→ **THE EXERCISE**: Copy out all lines in the data below containing the string "判断对错".

Begin

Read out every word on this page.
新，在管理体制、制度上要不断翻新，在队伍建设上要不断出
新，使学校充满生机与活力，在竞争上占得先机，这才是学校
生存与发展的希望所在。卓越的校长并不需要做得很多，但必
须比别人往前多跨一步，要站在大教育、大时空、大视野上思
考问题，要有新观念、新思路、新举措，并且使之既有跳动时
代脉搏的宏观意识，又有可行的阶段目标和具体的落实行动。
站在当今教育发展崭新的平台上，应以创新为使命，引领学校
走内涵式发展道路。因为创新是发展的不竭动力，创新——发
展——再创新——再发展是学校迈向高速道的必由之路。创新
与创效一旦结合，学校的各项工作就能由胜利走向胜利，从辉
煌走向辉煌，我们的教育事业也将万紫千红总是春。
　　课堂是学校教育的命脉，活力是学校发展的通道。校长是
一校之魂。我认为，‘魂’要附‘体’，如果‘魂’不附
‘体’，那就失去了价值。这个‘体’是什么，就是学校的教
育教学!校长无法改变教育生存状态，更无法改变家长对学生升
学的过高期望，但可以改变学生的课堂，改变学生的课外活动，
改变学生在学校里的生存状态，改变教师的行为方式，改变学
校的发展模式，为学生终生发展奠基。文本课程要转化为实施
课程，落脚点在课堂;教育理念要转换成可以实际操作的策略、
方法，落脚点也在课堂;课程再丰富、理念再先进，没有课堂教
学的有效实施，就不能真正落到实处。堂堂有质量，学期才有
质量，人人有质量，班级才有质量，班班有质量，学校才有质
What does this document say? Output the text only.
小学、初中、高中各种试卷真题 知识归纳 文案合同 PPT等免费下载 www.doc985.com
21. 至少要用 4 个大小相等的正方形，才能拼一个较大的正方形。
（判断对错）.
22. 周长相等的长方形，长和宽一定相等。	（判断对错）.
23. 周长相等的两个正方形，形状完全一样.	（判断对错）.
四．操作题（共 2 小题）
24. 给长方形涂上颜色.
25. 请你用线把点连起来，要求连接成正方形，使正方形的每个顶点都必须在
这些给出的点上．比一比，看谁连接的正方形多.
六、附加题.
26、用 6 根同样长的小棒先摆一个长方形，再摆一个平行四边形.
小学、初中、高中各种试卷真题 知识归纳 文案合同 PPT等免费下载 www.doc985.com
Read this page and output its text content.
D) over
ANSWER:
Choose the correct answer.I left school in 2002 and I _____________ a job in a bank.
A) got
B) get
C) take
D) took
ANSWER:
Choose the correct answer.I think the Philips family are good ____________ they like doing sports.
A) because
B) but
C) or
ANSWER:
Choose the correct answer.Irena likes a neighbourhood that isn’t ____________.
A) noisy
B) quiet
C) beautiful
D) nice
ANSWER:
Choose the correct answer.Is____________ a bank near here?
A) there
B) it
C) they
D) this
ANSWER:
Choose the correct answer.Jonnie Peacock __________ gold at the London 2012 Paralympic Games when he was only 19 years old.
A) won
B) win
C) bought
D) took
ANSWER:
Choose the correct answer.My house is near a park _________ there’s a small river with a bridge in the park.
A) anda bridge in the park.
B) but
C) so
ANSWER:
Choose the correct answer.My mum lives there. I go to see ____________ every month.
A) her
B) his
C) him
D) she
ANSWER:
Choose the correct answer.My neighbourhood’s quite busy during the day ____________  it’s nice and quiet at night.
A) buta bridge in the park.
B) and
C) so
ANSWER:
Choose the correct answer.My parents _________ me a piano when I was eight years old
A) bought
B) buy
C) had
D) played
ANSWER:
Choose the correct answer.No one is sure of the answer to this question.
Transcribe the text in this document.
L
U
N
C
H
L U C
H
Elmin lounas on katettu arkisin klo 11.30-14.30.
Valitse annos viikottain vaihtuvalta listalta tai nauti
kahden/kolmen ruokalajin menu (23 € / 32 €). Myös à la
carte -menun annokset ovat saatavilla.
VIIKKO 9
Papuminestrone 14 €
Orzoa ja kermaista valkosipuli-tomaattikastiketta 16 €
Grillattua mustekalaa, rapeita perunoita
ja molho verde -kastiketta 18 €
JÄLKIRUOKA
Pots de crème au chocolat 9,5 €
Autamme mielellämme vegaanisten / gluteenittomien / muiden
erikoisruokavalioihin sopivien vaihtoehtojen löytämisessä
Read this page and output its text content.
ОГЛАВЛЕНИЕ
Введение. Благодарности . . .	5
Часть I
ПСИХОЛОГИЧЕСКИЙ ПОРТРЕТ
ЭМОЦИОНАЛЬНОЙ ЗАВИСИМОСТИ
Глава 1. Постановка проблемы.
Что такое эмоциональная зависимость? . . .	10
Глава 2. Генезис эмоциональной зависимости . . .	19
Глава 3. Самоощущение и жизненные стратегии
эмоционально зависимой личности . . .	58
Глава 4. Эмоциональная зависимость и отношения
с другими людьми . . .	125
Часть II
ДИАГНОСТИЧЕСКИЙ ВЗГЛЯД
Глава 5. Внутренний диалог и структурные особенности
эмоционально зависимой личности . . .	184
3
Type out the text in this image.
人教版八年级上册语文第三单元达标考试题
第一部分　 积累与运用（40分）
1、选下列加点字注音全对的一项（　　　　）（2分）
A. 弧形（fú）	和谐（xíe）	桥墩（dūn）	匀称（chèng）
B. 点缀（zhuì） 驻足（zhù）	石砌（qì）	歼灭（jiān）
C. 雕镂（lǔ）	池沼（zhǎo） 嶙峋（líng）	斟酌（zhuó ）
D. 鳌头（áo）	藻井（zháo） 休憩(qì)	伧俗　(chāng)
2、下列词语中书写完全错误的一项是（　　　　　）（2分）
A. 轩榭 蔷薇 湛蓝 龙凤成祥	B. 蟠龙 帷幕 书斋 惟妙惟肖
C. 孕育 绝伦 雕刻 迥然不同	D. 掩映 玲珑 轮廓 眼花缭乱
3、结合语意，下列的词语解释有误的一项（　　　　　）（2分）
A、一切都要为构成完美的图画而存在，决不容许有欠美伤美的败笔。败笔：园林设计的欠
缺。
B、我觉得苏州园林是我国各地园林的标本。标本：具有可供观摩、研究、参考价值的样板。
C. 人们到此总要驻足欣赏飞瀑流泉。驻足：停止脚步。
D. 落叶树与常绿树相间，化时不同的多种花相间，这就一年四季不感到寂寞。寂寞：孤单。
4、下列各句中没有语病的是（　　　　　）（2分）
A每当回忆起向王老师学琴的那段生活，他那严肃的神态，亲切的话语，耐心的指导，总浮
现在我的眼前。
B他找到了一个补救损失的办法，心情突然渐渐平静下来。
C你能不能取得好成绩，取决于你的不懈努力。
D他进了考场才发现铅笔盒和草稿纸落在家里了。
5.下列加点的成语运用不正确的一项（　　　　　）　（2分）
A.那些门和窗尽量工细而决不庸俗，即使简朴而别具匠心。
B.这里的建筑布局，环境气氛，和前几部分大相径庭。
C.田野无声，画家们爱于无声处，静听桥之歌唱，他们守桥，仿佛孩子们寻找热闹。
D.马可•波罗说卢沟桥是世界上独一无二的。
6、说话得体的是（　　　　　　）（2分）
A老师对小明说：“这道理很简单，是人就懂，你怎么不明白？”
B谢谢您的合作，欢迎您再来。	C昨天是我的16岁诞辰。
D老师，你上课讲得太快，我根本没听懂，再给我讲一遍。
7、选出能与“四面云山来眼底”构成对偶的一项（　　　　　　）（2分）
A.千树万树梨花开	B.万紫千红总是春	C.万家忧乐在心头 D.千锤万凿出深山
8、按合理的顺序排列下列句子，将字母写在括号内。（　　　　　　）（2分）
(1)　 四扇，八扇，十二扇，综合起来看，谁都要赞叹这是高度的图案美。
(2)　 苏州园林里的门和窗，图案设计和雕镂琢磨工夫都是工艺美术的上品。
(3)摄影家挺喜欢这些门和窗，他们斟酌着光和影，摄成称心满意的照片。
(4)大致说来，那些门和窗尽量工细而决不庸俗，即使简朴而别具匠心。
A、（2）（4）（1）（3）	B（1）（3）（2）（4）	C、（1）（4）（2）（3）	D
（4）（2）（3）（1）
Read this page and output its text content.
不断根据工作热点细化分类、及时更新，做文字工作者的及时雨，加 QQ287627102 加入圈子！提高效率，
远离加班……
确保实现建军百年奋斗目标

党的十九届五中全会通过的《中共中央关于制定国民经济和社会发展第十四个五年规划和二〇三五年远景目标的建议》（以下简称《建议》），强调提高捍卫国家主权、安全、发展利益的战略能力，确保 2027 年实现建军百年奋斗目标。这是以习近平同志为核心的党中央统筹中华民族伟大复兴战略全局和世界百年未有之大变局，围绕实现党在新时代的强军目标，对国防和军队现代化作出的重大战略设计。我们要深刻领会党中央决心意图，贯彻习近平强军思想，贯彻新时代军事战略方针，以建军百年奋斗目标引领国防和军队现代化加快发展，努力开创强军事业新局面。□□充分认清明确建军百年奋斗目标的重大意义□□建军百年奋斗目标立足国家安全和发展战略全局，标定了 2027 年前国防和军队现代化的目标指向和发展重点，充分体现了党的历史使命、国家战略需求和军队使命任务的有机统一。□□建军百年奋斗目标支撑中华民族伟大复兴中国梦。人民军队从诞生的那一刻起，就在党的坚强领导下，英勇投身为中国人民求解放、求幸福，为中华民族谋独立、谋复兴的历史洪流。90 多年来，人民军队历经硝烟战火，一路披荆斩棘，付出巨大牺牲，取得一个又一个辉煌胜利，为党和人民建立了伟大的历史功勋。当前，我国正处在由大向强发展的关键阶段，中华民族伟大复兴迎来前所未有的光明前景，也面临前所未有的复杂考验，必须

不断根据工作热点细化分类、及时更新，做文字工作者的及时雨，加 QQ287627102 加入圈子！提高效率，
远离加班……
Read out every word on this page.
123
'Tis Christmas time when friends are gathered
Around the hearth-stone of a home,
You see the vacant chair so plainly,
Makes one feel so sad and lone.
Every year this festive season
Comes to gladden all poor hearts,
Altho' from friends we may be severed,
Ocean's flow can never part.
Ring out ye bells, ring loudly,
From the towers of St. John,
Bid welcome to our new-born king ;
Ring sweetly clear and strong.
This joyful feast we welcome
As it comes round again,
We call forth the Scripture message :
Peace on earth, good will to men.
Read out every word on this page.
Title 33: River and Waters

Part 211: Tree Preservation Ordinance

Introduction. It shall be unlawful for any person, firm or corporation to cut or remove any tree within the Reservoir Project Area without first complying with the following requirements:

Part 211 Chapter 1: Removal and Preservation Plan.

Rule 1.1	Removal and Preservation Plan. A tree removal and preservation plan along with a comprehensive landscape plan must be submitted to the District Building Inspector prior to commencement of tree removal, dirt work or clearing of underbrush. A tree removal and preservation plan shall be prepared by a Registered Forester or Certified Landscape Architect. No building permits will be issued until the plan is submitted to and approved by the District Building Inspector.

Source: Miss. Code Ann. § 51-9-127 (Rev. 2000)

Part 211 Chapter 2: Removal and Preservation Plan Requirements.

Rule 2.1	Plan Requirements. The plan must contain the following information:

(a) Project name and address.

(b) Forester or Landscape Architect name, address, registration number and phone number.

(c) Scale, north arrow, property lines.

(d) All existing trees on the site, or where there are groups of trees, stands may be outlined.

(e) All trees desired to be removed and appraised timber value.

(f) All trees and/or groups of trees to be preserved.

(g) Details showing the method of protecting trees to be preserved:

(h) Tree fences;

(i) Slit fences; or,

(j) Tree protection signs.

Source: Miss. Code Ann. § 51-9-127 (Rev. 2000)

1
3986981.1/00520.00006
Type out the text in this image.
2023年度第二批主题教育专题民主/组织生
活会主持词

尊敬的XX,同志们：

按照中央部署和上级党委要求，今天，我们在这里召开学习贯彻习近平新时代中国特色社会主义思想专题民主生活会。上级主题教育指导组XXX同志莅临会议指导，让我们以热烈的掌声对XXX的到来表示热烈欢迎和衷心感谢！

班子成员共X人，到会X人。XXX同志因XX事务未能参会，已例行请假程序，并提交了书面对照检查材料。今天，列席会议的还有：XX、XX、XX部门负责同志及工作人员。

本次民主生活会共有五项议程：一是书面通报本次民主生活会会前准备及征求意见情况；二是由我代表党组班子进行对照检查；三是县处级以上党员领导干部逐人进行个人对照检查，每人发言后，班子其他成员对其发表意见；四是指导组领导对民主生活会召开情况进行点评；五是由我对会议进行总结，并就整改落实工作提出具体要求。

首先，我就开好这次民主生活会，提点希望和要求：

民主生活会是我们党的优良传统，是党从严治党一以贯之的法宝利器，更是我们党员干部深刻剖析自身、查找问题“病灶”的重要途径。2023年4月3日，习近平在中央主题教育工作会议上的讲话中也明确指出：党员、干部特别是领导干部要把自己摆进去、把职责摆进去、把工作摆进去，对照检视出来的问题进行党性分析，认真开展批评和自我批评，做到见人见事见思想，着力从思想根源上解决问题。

End

→ **EXERCISE SOLUTION**:
（判断对错）.
22. 周长相等的长方形，长和宽一定相等。	（判断对错）.
23. 周长相等的两个正方形，形状完全一样.	（判断对错）.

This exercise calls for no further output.